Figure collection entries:
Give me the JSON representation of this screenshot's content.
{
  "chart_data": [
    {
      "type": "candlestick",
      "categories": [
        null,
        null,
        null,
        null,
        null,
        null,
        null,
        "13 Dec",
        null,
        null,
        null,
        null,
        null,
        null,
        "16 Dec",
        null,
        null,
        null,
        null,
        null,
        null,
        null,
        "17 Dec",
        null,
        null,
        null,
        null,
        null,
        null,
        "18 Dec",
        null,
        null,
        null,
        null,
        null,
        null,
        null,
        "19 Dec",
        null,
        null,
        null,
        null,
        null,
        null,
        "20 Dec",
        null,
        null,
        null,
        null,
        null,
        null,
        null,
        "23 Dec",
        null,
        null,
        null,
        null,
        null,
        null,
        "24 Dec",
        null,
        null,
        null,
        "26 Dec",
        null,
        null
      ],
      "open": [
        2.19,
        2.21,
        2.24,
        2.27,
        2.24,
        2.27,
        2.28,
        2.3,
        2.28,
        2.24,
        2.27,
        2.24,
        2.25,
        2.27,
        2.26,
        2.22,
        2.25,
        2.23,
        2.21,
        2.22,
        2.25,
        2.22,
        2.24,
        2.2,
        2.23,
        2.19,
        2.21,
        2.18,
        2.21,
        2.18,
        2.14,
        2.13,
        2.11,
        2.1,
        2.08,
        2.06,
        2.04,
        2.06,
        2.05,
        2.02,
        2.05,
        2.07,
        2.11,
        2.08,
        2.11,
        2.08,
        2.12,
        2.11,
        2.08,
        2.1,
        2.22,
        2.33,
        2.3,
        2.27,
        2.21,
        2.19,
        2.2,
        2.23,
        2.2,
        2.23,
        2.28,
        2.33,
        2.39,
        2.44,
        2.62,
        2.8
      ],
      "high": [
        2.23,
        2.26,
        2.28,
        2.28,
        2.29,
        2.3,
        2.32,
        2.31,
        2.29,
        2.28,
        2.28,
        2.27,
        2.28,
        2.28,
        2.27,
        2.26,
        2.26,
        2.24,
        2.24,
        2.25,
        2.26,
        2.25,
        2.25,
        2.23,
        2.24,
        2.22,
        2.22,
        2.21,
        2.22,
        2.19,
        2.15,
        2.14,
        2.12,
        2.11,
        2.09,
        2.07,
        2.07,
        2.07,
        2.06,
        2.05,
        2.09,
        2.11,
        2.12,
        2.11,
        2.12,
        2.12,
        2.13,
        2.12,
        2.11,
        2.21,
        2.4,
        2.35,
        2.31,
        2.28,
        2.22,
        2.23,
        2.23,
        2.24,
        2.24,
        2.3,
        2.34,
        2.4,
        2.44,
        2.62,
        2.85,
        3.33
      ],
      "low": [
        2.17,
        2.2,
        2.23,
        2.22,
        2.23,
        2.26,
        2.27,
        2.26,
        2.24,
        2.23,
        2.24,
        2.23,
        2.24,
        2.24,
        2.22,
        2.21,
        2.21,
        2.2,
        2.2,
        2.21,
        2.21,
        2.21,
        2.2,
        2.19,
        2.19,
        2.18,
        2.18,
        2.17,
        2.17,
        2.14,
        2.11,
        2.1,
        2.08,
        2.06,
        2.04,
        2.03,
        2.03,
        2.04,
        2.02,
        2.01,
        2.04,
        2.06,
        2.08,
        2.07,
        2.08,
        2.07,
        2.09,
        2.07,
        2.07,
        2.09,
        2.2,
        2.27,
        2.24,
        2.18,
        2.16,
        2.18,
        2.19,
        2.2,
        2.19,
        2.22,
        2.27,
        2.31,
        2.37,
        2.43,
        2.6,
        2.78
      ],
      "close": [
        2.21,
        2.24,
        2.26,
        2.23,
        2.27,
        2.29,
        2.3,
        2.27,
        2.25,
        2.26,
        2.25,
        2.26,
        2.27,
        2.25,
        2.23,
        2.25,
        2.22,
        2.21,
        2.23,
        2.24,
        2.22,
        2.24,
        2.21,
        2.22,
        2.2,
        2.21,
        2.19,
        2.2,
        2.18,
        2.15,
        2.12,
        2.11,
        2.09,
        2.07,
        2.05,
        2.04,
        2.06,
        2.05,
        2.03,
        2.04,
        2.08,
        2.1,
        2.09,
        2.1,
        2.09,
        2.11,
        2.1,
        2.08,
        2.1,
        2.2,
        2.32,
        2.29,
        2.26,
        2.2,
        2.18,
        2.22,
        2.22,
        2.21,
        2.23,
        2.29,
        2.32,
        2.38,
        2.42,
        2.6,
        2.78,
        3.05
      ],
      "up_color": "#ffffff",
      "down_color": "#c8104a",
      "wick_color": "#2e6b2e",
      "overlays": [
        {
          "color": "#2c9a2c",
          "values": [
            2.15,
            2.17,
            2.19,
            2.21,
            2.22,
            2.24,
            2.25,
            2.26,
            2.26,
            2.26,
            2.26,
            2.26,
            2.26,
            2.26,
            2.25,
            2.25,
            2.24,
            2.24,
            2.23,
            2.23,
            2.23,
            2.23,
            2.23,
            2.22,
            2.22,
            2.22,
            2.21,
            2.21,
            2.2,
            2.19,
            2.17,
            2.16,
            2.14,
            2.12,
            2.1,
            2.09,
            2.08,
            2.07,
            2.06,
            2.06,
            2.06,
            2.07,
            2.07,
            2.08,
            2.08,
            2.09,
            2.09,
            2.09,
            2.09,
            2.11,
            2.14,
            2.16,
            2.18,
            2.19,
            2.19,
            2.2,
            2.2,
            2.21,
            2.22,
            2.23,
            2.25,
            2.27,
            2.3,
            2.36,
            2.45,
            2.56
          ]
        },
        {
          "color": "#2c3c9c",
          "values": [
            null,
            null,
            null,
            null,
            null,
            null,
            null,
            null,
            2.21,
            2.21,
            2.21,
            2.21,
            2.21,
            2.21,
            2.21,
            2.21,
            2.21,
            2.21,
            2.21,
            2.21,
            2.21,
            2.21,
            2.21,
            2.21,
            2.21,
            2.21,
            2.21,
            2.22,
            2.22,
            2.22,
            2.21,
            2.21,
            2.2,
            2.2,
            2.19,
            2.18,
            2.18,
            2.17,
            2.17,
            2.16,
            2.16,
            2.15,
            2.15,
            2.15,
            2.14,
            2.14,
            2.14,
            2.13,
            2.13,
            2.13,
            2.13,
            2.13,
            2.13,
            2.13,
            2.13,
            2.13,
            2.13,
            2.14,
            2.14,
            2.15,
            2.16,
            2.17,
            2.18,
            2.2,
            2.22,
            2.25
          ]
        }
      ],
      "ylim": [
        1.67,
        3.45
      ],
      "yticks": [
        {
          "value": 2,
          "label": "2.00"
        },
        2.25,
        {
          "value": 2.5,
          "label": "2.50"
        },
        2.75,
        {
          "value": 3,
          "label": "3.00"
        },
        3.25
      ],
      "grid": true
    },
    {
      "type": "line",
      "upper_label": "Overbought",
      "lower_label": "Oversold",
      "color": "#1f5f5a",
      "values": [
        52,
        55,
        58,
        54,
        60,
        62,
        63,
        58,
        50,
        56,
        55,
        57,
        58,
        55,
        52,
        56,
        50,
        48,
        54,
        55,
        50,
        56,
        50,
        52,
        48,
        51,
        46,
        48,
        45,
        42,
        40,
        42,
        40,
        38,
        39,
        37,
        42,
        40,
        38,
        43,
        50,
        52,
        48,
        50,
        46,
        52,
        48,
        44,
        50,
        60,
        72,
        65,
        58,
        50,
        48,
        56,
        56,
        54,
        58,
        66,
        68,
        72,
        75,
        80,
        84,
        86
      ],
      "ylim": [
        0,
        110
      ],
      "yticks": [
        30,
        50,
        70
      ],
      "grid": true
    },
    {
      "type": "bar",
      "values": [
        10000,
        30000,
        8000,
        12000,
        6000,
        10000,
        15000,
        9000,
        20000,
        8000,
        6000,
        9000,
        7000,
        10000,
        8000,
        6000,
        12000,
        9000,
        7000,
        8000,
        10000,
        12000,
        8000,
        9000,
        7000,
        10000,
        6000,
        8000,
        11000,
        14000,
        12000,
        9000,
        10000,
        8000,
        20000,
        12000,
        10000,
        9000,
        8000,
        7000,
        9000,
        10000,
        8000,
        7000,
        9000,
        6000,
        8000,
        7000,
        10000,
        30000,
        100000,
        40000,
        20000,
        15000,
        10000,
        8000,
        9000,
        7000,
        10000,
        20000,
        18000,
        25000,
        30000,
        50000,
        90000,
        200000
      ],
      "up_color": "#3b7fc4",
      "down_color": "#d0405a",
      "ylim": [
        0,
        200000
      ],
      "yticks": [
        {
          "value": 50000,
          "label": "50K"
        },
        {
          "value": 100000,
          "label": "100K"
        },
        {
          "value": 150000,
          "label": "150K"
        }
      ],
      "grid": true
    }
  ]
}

▶ GOAL
Go through the records and show every line with the string "type" in it.

▶ SOLUTION BELOW
      "type": "candlestick",
      "type": "line",
      "type": "bar",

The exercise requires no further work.